PASSAGE SHOWN:
────

On May 27, 2002, the Ombudsman approved a Resolution21 finding probable cause against the respondents for violation of Section 3(e) of R.A. No. 3019. The defenses offered by the respondents were rejected as mere "alibis," considering that the disbursement vouchers and other supporting documents for payment of the transactions between the Municipality and Davao Toyozu, Inc. had been processed as early as August 3, 2001 (for the dump truck) and July 4, 2001 (for the bulldozing works). It held that respondents simply refused to pay petitioner's claims upon demand and despite receiving letters from the Ombudsman. Respondent Mayor made no mention about Fuentes' withdrawal of the vouchers and other documents in his Letter dated September 20, 2001. It pointed out that the vouchers and documents should not have been turned over to Fuentes in the first place. The claim that no funds were available was belied by the allotments which were duly certified by the Budget Officer and Municipal Accountant.

────

TASK INSTRUCTIONS:
1 > Copy out the whole passage on the Ombudsman's resolution, word for word.
2 > State only the number of lines in the listing that contain the string "settings".

────

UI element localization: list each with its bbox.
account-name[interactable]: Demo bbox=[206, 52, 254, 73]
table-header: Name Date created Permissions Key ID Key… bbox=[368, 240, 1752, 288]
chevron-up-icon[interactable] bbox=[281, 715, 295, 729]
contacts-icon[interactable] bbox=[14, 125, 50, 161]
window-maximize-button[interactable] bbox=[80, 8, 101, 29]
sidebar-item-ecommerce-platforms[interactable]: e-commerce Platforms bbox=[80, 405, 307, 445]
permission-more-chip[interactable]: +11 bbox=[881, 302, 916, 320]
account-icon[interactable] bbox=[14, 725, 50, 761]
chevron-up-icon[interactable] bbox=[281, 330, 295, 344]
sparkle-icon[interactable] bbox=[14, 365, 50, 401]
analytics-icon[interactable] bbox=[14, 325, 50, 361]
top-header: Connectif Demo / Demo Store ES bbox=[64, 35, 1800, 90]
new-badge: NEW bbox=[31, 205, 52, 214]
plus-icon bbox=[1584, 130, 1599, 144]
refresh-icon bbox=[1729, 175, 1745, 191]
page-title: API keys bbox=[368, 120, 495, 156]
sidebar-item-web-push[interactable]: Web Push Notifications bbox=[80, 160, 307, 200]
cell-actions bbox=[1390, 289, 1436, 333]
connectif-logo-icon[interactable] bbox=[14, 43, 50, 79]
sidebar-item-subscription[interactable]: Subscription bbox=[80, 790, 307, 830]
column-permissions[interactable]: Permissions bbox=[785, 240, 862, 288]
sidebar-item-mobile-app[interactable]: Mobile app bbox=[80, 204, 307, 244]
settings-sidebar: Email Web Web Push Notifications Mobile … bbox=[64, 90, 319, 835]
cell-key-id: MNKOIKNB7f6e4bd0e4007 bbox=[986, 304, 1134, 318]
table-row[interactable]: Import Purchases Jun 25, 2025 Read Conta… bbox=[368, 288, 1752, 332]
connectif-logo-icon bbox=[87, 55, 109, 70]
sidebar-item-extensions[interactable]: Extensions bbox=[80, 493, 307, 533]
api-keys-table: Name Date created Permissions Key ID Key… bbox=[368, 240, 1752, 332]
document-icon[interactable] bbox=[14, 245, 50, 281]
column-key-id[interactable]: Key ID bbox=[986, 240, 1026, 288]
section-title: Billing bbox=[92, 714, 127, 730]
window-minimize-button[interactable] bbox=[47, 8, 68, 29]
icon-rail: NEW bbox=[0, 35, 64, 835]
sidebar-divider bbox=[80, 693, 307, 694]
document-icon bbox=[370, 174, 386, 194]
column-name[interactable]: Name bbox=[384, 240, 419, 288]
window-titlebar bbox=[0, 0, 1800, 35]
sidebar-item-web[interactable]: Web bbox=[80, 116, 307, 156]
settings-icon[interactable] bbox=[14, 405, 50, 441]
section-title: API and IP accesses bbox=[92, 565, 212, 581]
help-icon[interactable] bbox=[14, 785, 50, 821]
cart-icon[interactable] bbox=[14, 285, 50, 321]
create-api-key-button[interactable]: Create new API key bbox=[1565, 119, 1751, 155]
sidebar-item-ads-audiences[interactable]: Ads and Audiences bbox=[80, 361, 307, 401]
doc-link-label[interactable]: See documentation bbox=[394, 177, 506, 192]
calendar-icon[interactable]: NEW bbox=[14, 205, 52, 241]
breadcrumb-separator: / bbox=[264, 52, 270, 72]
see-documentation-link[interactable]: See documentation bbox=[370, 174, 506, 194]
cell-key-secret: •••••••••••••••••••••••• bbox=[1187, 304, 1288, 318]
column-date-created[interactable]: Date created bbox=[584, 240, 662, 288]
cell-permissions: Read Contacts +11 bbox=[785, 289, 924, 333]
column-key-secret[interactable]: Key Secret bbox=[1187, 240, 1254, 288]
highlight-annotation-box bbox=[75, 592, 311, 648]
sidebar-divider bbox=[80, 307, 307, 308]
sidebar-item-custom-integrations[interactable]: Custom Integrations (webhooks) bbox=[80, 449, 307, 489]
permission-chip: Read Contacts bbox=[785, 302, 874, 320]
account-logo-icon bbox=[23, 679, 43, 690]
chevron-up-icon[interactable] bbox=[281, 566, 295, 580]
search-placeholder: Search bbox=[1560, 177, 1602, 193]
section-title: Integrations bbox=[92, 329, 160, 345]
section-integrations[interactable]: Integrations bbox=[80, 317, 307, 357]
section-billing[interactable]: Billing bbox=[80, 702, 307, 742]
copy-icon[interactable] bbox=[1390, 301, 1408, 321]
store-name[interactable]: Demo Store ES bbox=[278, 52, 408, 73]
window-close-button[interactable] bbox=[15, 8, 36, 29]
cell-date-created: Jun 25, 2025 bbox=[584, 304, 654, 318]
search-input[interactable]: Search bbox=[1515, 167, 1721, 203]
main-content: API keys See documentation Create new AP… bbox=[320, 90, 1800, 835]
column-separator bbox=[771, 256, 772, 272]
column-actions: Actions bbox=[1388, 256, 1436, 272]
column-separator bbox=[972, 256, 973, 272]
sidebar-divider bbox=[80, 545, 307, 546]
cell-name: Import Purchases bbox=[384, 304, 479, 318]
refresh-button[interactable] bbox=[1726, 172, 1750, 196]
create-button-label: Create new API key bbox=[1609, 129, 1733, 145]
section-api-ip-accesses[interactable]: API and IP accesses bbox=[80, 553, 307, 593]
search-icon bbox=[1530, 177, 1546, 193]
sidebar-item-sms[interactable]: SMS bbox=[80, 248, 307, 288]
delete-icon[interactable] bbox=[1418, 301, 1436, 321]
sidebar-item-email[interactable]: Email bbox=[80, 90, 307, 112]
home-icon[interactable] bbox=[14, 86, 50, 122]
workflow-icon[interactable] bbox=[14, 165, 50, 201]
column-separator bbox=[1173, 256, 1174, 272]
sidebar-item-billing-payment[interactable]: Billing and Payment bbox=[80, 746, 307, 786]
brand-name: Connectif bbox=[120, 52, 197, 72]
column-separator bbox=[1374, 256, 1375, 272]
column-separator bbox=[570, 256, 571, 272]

────

TASK SOLUTIONS:
1 >
On May 27, 2002, the Ombudsman approved a Resolution21 finding probable cause against the respondents for violation of Section 3(e) of R.A. No. 3019. The defenses offered by the respondents were rejected as mere "alibis," considering that the disbursement vouchers and other supporting documents for payment of the transactions between the Municipality and Davao Toyozu, Inc. had been processed as early as August 3, 2001 (for the dump truck) and July 4, 2001 (for the bulldozing works). It held that respondents simply refused to pay petitioner's claims upon demand and despite receiving letters from the Ombudsman. Respondent Mayor made no mention about Fuentes' withdrawal of the vouchers and other documents in his Letter dated September 20, 2001. It pointed out that the vouchers and documents should not have been turned over to Fuentes in the first place. The claim that no funds were available was belied by the allotments which were duly certified by the Budget Officer and Municipal Accountant.

2 > 2